** DATA SHOWN **
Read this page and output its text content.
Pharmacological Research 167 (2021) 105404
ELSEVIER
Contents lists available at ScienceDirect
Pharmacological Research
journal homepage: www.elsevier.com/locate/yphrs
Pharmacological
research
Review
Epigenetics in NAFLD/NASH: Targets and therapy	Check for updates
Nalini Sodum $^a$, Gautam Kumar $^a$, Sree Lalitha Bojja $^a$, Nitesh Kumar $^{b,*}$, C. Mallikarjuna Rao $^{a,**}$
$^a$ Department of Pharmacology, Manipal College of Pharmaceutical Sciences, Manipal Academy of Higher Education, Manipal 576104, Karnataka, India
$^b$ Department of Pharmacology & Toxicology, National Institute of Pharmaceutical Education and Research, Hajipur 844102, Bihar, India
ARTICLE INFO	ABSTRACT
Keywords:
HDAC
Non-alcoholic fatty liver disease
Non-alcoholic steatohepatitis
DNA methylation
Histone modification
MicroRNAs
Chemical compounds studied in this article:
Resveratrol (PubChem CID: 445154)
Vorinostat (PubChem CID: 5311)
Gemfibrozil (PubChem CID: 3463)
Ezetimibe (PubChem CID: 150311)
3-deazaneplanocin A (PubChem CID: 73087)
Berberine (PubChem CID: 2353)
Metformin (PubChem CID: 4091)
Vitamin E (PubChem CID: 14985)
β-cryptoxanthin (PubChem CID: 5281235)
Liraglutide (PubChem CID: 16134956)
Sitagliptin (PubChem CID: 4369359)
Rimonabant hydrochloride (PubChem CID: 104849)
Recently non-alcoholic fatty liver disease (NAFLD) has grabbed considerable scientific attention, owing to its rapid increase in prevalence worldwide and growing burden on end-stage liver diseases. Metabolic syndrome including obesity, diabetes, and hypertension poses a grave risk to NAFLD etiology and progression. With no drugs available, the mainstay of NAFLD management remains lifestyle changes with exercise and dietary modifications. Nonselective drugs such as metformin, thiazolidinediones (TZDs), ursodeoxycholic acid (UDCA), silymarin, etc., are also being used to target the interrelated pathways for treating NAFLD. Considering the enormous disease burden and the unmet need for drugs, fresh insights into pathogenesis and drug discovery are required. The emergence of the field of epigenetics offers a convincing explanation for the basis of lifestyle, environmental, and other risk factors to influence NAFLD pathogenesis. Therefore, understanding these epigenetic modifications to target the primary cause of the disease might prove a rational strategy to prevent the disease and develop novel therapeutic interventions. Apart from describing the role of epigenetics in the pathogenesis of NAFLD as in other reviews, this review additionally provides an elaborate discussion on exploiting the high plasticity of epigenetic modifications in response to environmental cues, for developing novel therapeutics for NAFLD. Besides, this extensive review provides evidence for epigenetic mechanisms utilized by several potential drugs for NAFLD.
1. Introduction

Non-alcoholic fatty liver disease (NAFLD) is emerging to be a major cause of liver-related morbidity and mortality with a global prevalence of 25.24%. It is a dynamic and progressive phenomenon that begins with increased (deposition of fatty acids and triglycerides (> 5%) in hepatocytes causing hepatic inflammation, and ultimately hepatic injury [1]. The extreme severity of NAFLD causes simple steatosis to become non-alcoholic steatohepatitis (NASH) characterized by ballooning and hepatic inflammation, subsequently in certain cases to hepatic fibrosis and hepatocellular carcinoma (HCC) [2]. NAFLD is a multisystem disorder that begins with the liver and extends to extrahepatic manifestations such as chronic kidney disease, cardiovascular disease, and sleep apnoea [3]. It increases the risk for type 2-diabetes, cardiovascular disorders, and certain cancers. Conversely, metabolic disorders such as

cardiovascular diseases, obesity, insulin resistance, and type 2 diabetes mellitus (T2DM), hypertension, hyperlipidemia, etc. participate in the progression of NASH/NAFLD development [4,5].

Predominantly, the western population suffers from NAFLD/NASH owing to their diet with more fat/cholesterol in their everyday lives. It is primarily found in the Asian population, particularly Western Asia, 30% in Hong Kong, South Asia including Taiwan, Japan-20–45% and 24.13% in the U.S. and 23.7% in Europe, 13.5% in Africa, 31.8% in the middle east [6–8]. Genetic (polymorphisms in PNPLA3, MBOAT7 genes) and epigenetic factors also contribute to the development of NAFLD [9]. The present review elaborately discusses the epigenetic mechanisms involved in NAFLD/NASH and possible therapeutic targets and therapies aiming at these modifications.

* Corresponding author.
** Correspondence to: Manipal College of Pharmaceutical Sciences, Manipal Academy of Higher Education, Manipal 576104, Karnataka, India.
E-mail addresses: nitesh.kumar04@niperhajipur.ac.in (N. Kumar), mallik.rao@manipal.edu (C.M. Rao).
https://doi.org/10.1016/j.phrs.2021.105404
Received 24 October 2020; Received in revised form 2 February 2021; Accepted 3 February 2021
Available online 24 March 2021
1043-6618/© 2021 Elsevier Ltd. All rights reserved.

** TASK GOAL **
None of the lines above may be skipped. Transcribe each one exactly.

** YOUR RESPONSE **
Read this page and output its text content.
Pharmacological Research 167 (2021) 105404
ELSEVIER
Contents lists available at ScienceDirect
Pharmacological Research
journal homepage: www.elsevier.com/locate/yphrs
Pharmacological
research
Review
Epigenetics in NAFLD/NASH: Targets and therapy	Check for updates
Nalini Sodum $^a$, Gautam Kumar $^a$, Sree Lalitha Bojja $^a$, Nitesh Kumar $^{b,*}$, C. Mallikarjuna Rao $^{a,**}$
$^a$ Department of Pharmacology, Manipal College of Pharmaceutical Sciences, Manipal Academy of Higher Education, Manipal 576104, Karnataka, India
$^b$ Department of Pharmacology & Toxicology, National Institute of Pharmaceutical Education and Research, Hajipur 844102, Bihar, India
ARTICLE INFO	ABSTRACT
Keywords:
HDAC
Non-alcoholic fatty liver disease
Non-alcoholic steatohepatitis
DNA methylation
Histone modification
MicroRNAs
Chemical compounds studied in this article:
Resveratrol (PubChem CID: 445154)
Vorinostat (PubChem CID: 5311)
Gemfibrozil (PubChem CID: 3463)
Ezetimibe (PubChem CID: 150311)
3-deazaneplanocin A (PubChem CID: 73087)
Berberine (PubChem CID: 2353)
Metformin (PubChem CID: 4091)
Vitamin E (PubChem CID: 14985)
β-cryptoxanthin (PubChem CID: 5281235)
Liraglutide (PubChem CID: 16134956)
Sitagliptin (PubChem CID: 4369359)
Rimonabant hydrochloride (PubChem CID: 104849)
Recently non-alcoholic fatty liver disease (NAFLD) has grabbed considerable scientific attention, owing to its rapid increase in prevalence worldwide and growing burden on end-stage liver diseases. Metabolic syndrome including obesity, diabetes, and hypertension poses a grave risk to NAFLD etiology and progression. With no drugs available, the mainstay of NAFLD management remains lifestyle changes with exercise and dietary modifications. Nonselective drugs such as metformin, thiazolidinediones (TZDs), ursodeoxycholic acid (UDCA), silymarin, etc., are also being used to target the interrelated pathways for treating NAFLD. Considering the enormous disease burden and the unmet need for drugs, fresh insights into pathogenesis and drug discovery are required. The emergence of the field of epigenetics offers a convincing explanation for the basis of lifestyle, environmental, and other risk factors to influence NAFLD pathogenesis. Therefore, understanding these epigenetic modifications to target the primary cause of the disease might prove a rational strategy to prevent the disease and develop novel therapeutic interventions. Apart from describing the role of epigenetics in the pathogenesis of NAFLD as in other reviews, this review additionally provides an elaborate discussion on exploiting the high plasticity of epigenetic modifications in response to environmental cues, for developing novel therapeutics for NAFLD. Besides, this extensive review provides evidence for epigenetic mechanisms utilized by several potential drugs for NAFLD.
1. Introduction

Non-alcoholic fatty liver disease (NAFLD) is emerging to be a major cause of liver-related morbidity and mortality with a global prevalence of 25.24%. It is a dynamic and progressive phenomenon that begins with increased (deposition of fatty acids and triglycerides (> 5%) in hepatocytes causing hepatic inflammation, and ultimately hepatic injury [1]. The extreme severity of NAFLD causes simple steatosis to become non-alcoholic steatohepatitis (NASH) characterized by ballooning and hepatic inflammation, subsequently in certain cases to hepatic fibrosis and hepatocellular carcinoma (HCC) [2]. NAFLD is a multisystem disorder that begins with the liver and extends to extrahepatic manifestations such as chronic kidney disease, cardiovascular disease, and sleep apnoea [3]. It increases the risk for type 2-diabetes, cardiovascular disorders, and certain cancers. Conversely, metabolic disorders such as

cardiovascular diseases, obesity, insulin resistance, and type 2 diabetes mellitus (T2DM), hypertension, hyperlipidemia, etc. participate in the progression of NASH/NAFLD development [4,5].

Predominantly, the western population suffers from NAFLD/NASH owing to their diet with more fat/cholesterol in their everyday lives. It is primarily found in the Asian population, particularly Western Asia, 30% in Hong Kong, South Asia including Taiwan, Japan-20–45% and 24.13% in the U.S. and 23.7% in Europe, 13.5% in Africa, 31.8% in the middle east [6–8]. Genetic (polymorphisms in PNPLA3, MBOAT7 genes) and epigenetic factors also contribute to the development of NAFLD [9]. The present review elaborately discusses the epigenetic mechanisms involved in NAFLD/NASH and possible therapeutic targets and therapies aiming at these modifications.

* Corresponding author.
** Correspondence to: Manipal College of Pharmaceutical Sciences, Manipal Academy of Higher Education, Manipal 576104, Karnataka, India.
E-mail addresses: nitesh.kumar04@niperhajipur.ac.in (N. Kumar), mallik.rao@manipal.edu (C.M. Rao).
https://doi.org/10.1016/j.phrs.2021.105404
Received 24 October 2020; Received in revised form 2 February 2021; Accepted 3 February 2021
Available online 24 March 2021
1043-6618/© 2021 Elsevier Ltd. All rights reserved.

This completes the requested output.